SHORT EXERCISE | Search the records for the word "image" and report each line that has it.

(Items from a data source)
========================================

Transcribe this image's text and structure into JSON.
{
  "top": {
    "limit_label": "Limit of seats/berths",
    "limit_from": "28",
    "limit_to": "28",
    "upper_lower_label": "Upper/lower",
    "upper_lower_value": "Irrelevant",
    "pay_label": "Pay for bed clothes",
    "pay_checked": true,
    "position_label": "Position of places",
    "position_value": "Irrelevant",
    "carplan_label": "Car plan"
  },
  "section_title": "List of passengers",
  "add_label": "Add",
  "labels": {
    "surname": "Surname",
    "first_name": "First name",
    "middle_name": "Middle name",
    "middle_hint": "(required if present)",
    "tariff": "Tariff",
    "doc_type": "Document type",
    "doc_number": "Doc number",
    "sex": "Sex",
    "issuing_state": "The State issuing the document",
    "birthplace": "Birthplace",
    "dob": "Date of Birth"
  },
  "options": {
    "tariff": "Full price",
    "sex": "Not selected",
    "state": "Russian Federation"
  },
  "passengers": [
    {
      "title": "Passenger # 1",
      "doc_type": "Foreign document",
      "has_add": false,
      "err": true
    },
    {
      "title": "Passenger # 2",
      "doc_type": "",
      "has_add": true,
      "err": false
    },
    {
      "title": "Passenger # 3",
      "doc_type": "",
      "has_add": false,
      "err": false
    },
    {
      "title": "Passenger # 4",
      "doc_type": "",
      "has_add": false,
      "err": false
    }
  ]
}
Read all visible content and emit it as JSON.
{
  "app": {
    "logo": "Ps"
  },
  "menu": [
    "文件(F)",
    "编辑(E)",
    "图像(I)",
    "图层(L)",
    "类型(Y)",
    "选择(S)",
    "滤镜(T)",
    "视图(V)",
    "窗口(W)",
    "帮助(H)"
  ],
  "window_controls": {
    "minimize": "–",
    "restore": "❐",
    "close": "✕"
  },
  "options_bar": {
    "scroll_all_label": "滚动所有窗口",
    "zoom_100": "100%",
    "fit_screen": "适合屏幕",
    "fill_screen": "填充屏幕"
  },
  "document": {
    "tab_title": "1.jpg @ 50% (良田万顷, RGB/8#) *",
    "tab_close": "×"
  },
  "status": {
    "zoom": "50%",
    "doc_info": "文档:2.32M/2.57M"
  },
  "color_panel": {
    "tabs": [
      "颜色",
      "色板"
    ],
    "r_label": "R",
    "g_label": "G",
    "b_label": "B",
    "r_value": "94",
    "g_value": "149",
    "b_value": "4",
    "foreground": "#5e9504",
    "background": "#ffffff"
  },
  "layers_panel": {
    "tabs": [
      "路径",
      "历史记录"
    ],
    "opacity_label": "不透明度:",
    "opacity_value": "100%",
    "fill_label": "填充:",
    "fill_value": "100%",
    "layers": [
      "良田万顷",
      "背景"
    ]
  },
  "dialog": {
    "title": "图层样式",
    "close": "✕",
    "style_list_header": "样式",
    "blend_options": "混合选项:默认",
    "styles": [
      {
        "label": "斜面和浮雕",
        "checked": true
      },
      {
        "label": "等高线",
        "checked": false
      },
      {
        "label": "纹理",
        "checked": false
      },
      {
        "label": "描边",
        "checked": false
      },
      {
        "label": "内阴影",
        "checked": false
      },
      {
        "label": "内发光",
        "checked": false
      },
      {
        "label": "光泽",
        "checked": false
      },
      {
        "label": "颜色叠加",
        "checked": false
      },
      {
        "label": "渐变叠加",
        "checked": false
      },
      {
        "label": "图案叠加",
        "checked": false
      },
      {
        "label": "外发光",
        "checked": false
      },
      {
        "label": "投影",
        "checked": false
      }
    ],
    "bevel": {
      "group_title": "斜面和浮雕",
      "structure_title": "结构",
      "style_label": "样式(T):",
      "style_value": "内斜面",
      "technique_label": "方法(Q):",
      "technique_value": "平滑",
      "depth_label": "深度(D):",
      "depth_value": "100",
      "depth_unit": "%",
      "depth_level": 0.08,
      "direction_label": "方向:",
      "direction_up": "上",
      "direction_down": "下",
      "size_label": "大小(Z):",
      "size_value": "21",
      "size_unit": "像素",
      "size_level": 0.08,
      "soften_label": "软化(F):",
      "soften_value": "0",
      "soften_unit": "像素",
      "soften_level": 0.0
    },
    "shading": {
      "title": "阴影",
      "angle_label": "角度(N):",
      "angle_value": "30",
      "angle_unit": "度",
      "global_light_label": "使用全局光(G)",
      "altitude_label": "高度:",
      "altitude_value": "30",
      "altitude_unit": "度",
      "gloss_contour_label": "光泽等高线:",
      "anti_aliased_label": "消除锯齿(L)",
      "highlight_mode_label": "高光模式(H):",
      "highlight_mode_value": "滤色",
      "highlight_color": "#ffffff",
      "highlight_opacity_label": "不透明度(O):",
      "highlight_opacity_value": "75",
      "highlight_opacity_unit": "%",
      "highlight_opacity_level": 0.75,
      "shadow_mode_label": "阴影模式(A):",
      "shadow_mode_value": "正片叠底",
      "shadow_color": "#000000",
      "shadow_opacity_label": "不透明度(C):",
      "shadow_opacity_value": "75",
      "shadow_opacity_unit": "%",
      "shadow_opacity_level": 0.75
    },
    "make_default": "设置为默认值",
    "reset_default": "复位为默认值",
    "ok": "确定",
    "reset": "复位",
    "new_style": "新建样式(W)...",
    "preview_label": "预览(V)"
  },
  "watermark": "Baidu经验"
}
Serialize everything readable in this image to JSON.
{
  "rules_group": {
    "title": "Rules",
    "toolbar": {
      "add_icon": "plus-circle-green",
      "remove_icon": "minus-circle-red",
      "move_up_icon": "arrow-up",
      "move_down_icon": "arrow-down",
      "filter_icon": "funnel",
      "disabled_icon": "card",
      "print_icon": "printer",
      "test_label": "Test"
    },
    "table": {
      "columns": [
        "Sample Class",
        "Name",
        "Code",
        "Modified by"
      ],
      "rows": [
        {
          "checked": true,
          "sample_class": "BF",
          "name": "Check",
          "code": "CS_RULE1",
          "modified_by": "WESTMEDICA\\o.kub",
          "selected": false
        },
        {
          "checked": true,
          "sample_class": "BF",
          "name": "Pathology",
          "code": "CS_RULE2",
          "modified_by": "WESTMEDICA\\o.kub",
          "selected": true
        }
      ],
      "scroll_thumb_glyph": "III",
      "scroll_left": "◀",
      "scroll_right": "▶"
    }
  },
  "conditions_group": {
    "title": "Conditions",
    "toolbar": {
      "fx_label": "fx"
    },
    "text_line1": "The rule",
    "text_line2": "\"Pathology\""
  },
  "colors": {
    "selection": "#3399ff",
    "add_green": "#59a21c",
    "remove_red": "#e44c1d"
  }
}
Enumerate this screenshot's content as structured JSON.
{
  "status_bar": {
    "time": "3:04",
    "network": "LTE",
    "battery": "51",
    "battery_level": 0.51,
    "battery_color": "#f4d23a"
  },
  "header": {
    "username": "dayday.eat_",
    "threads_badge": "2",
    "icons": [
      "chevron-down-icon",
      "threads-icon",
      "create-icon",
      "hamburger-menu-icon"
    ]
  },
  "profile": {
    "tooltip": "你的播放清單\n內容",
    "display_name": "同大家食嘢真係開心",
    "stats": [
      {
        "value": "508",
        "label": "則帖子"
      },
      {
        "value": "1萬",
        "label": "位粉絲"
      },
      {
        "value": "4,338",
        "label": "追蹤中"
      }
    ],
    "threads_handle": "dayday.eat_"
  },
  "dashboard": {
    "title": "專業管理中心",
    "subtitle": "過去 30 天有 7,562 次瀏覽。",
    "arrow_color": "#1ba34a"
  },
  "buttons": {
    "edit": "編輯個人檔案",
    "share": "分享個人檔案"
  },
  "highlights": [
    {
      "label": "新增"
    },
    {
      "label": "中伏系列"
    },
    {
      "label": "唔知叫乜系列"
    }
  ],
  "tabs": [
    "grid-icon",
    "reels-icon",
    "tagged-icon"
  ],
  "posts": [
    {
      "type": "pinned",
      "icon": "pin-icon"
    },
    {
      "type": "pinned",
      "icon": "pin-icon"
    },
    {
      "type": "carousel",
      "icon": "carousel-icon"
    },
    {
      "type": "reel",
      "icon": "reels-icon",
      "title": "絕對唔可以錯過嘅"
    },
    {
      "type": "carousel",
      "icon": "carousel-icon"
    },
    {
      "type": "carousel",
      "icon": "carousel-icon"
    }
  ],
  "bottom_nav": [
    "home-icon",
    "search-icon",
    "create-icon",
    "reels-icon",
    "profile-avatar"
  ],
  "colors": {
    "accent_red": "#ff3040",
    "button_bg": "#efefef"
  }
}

========================================

PROBLEM SOLUTION |
Transcribe this image's text and structure into JSON.
Serialize everything readable in this image to JSON.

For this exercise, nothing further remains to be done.